▶ **DATA FOR PROCESSING**:

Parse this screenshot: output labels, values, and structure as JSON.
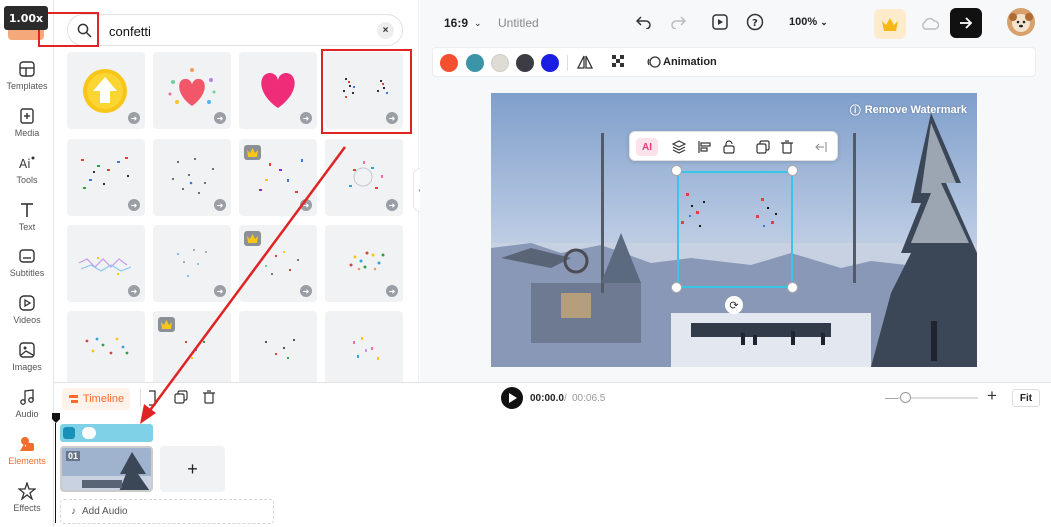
{
  "zoom_badge": "1.00x",
  "rail": {
    "items": [
      {
        "label": "Templates",
        "icon": "templates-icon"
      },
      {
        "label": "Media",
        "icon": "media-icon"
      },
      {
        "label": "Tools",
        "icon": "ai-tools-icon"
      },
      {
        "label": "Text",
        "icon": "text-icon"
      },
      {
        "label": "Subtitles",
        "icon": "subtitles-icon"
      },
      {
        "label": "Videos",
        "icon": "videos-icon"
      },
      {
        "label": "Images",
        "icon": "images-icon"
      },
      {
        "label": "Audio",
        "icon": "audio-icon"
      },
      {
        "label": "Elements",
        "icon": "elements-icon"
      },
      {
        "label": "Effects",
        "icon": "effects-icon"
      }
    ],
    "active": "Elements"
  },
  "search": {
    "value": "confetti",
    "clear_icon": "close-icon"
  },
  "topbar": {
    "aspect_ratio": "16:9",
    "title": "Untitled",
    "zoom": "100%"
  },
  "toolbar": {
    "colors": [
      "#f4502f",
      "#3b94a7",
      "#dedcd3",
      "#3c3c44",
      "#1a1ee0"
    ],
    "animation_label": "Animation"
  },
  "canvas": {
    "watermark_label": "Remove Watermark"
  },
  "timeline": {
    "tab_label": "Timeline",
    "current_time": "00:00.0",
    "separator": "/",
    "total_time": "00:06.5",
    "fit_label": "Fit",
    "clip_label": "01",
    "add_label": "+",
    "add_audio_label": "Add Audio"
  },
  "accent_color": "#f36d2b",
  "annotation_color": "#e02424"
}
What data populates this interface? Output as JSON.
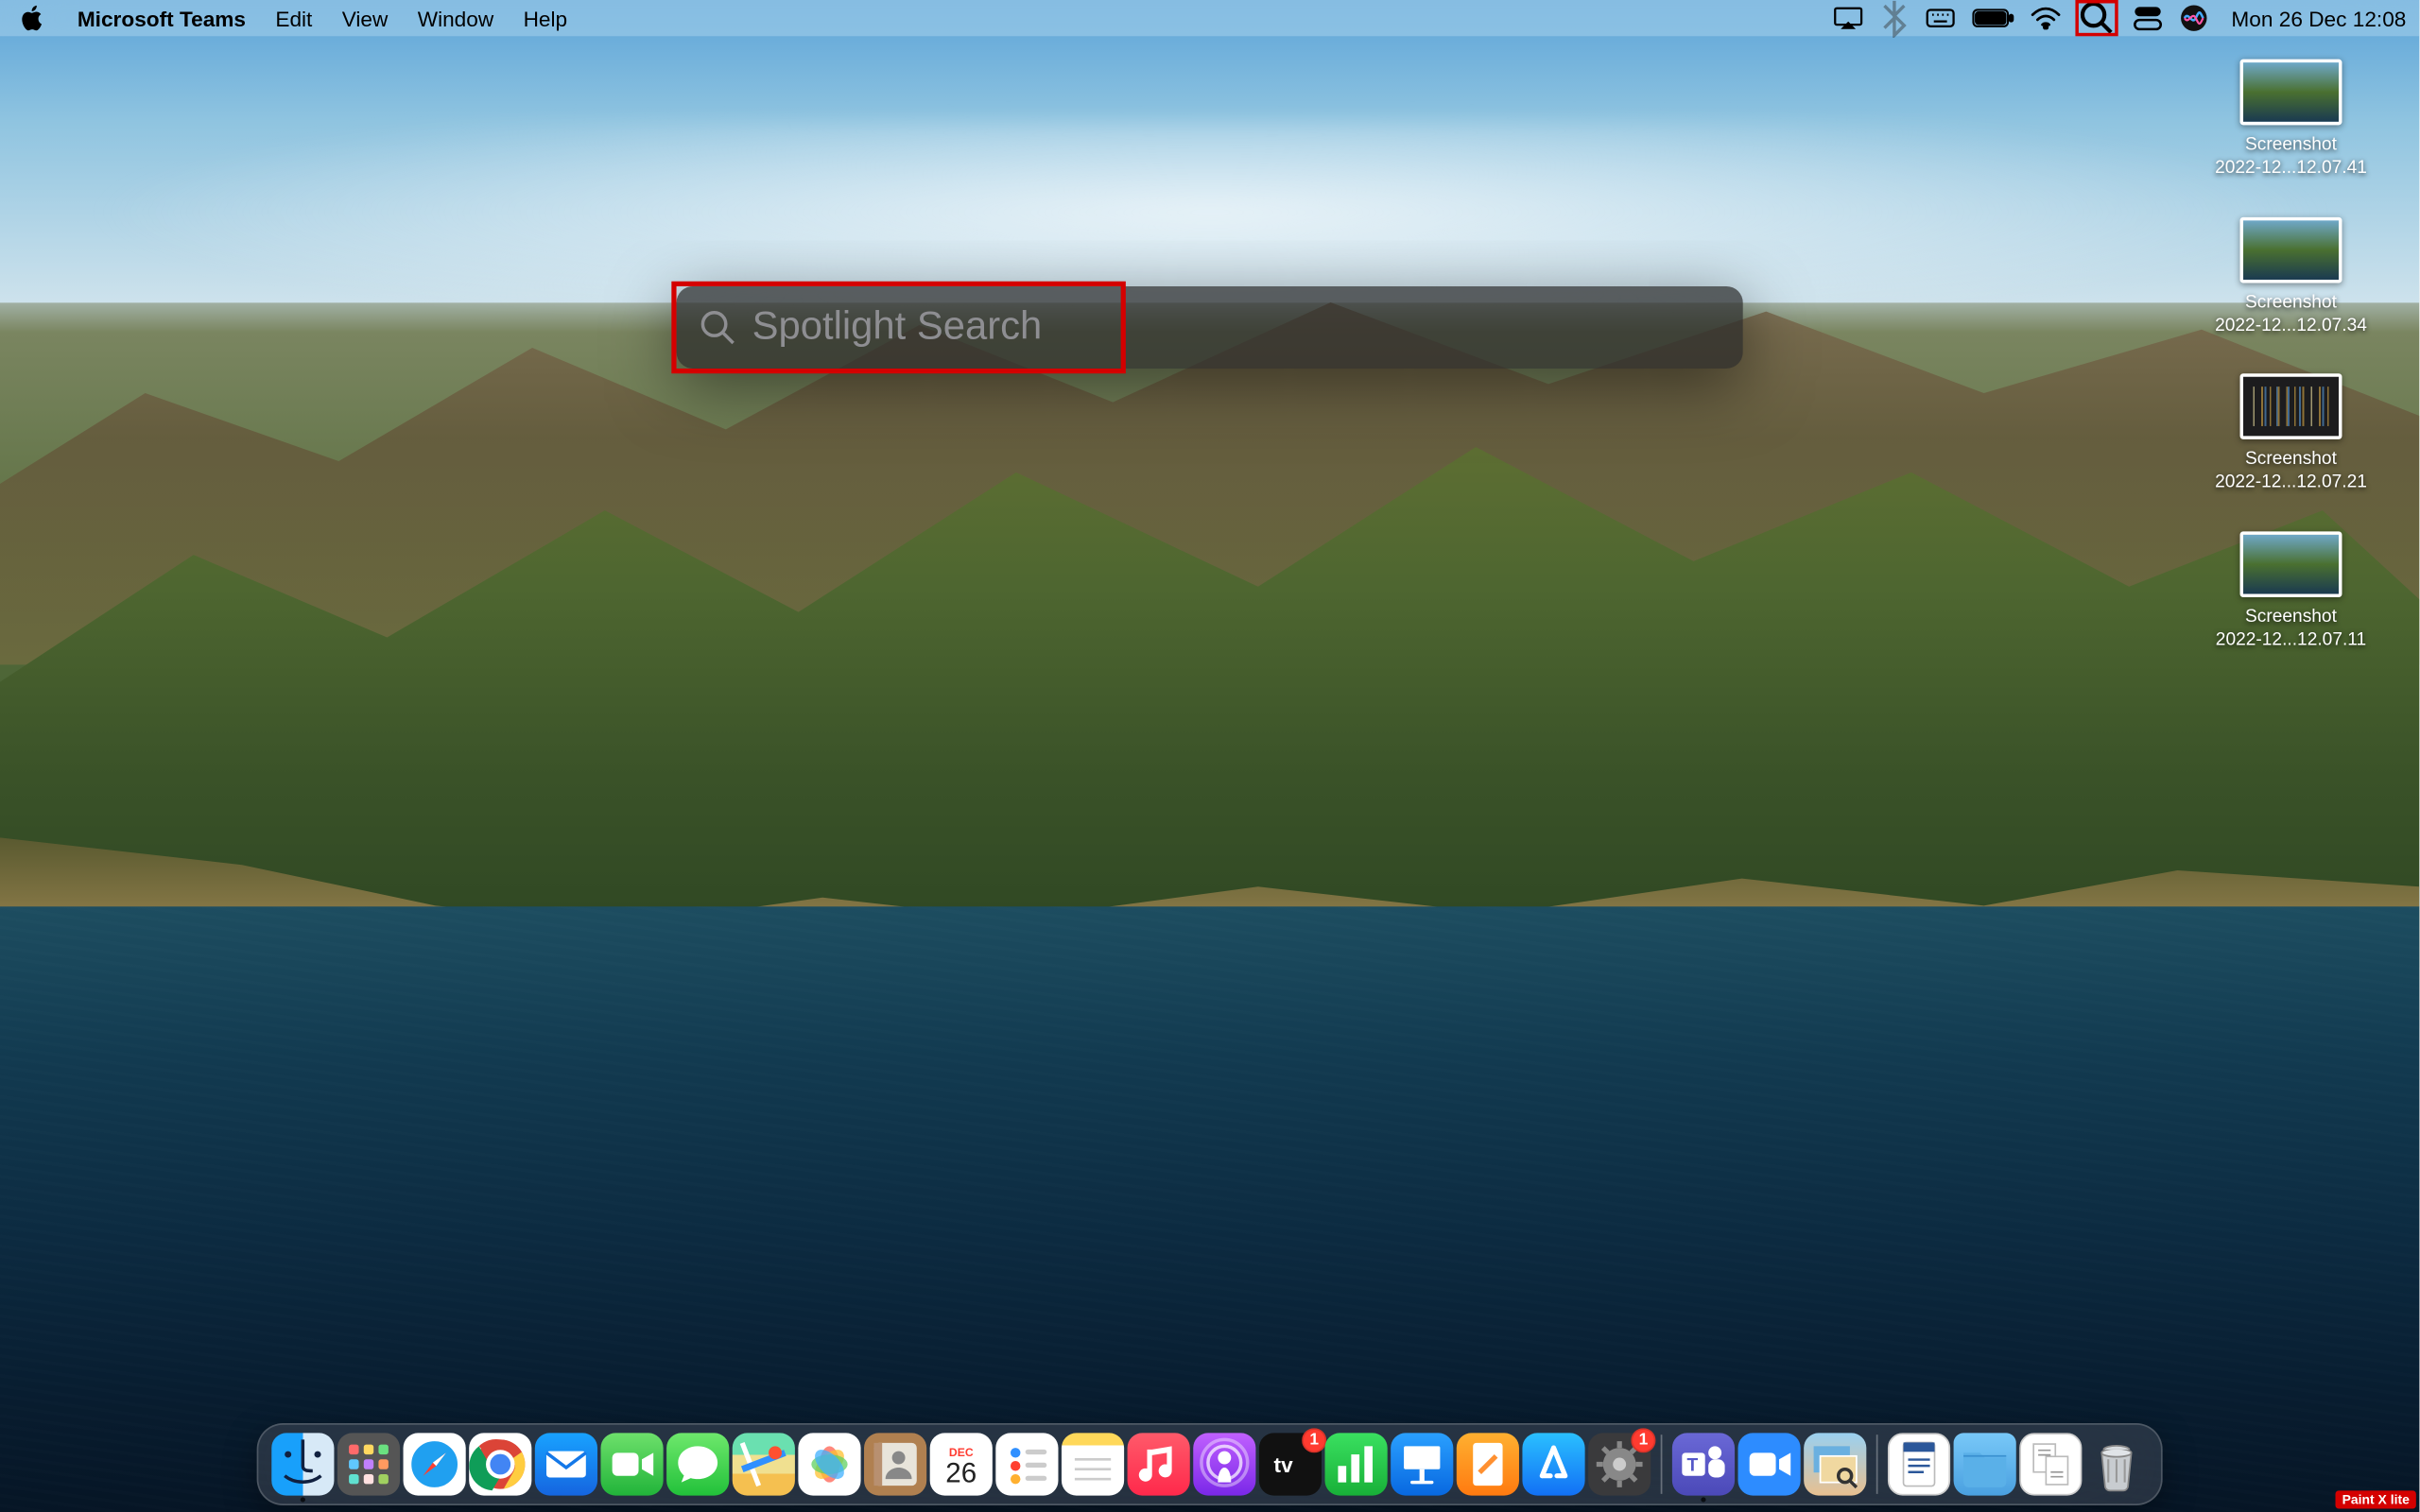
{
  "menubar": {
    "app_name": "Microsoft Teams",
    "items": [
      "Edit",
      "View",
      "Window",
      "Help"
    ],
    "clock": "Mon 26 Dec  12:08"
  },
  "spotlight": {
    "placeholder": "Spotlight Search"
  },
  "desktop_files": [
    {
      "line1": "Screenshot",
      "line2": "2022-12...12.07.41",
      "variant": "landscape"
    },
    {
      "line1": "Screenshot",
      "line2": "2022-12...12.07.34",
      "variant": "landscape"
    },
    {
      "line1": "Screenshot",
      "line2": "2022-12...12.07.21",
      "variant": "dark"
    },
    {
      "line1": "Screenshot",
      "line2": "2022-12...12.07.11",
      "variant": "landscape"
    }
  ],
  "calendar": {
    "month": "DEC",
    "day": "26"
  },
  "dock": {
    "appstore_badge": "1",
    "settings_badge": "1",
    "zoom_label": "zoom",
    "tv_label": "tv"
  },
  "watermark": "Paint X lite"
}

▶ **THE PROBLEM**:
Every record above must be given again exactly; drop the pictures.

▶ **SOLUTION BELOW**:
Parse this screenshot: output labels, values, and structure as JSON.
{
  "zoom_badge": "1.00x",
  "rail": {
    "items": [
      {
        "label": "Templates",
        "icon": "templates-icon"
      },
      {
        "label": "Media",
        "icon": "media-icon"
      },
      {
        "label": "Tools",
        "icon": "ai-tools-icon"
      },
      {
        "label": "Text",
        "icon": "text-icon"
      },
      {
        "label": "Subtitles",
        "icon": "subtitles-icon"
      },
      {
        "label": "Videos",
        "icon": "videos-icon"
      },
      {
        "label": "Images",
        "icon": "images-icon"
      },
      {
        "label": "Audio",
        "icon": "audio-icon"
      },
      {
        "label": "Elements",
        "icon": "elements-icon"
      },
      {
        "label": "Effects",
        "icon": "effects-icon"
      }
    ],
    "active": "Elements"
  },
  "search": {
    "value": "confetti",
    "clear_icon": "close-icon"
  },
  "topbar": {
    "aspect_ratio": "16:9",
    "title": "Untitled",
    "zoom": "100%"
  },
  "toolbar": {
    "colors": [
      "#f4502f",
      "#3b94a7",
      "#dedcd3",
      "#3c3c44",
      "#1a1ee0"
    ],
    "animation_label": "Animation"
  },
  "canvas": {
    "watermark_label": "Remove Watermark"
  },
  "timeline": {
    "tab_label": "Timeline",
    "current_time": "00:00.0",
    "separator": "/",
    "total_time": "00:06.5",
    "fit_label": "Fit",
    "clip_label": "01",
    "add_label": "+",
    "add_audio_label": "Add Audio"
  },
  "accent_color": "#f36d2b",
  "annotation_color": "#e02424"
}
What data populates this interface? Output as JSON.
{
  "menubar": {
    "app_name": "Microsoft Teams",
    "items": [
      "Edit",
      "View",
      "Window",
      "Help"
    ],
    "clock": "Mon 26 Dec  12:08"
  },
  "spotlight": {
    "placeholder": "Spotlight Search"
  },
  "desktop_files": [
    {
      "line1": "Screenshot",
      "line2": "2022-12...12.07.41",
      "variant": "landscape"
    },
    {
      "line1": "Screenshot",
      "line2": "2022-12...12.07.34",
      "variant": "landscape"
    },
    {
      "line1": "Screenshot",
      "line2": "2022-12...12.07.21",
      "variant": "dark"
    },
    {
      "line1": "Screenshot",
      "line2": "2022-12...12.07.11",
      "variant": "landscape"
    }
  ],
  "calendar": {
    "month": "DEC",
    "day": "26"
  },
  "dock": {
    "appstore_badge": "1",
    "settings_badge": "1",
    "zoom_label": "zoom",
    "tv_label": "tv"
  },
  "watermark": "Paint X lite"
}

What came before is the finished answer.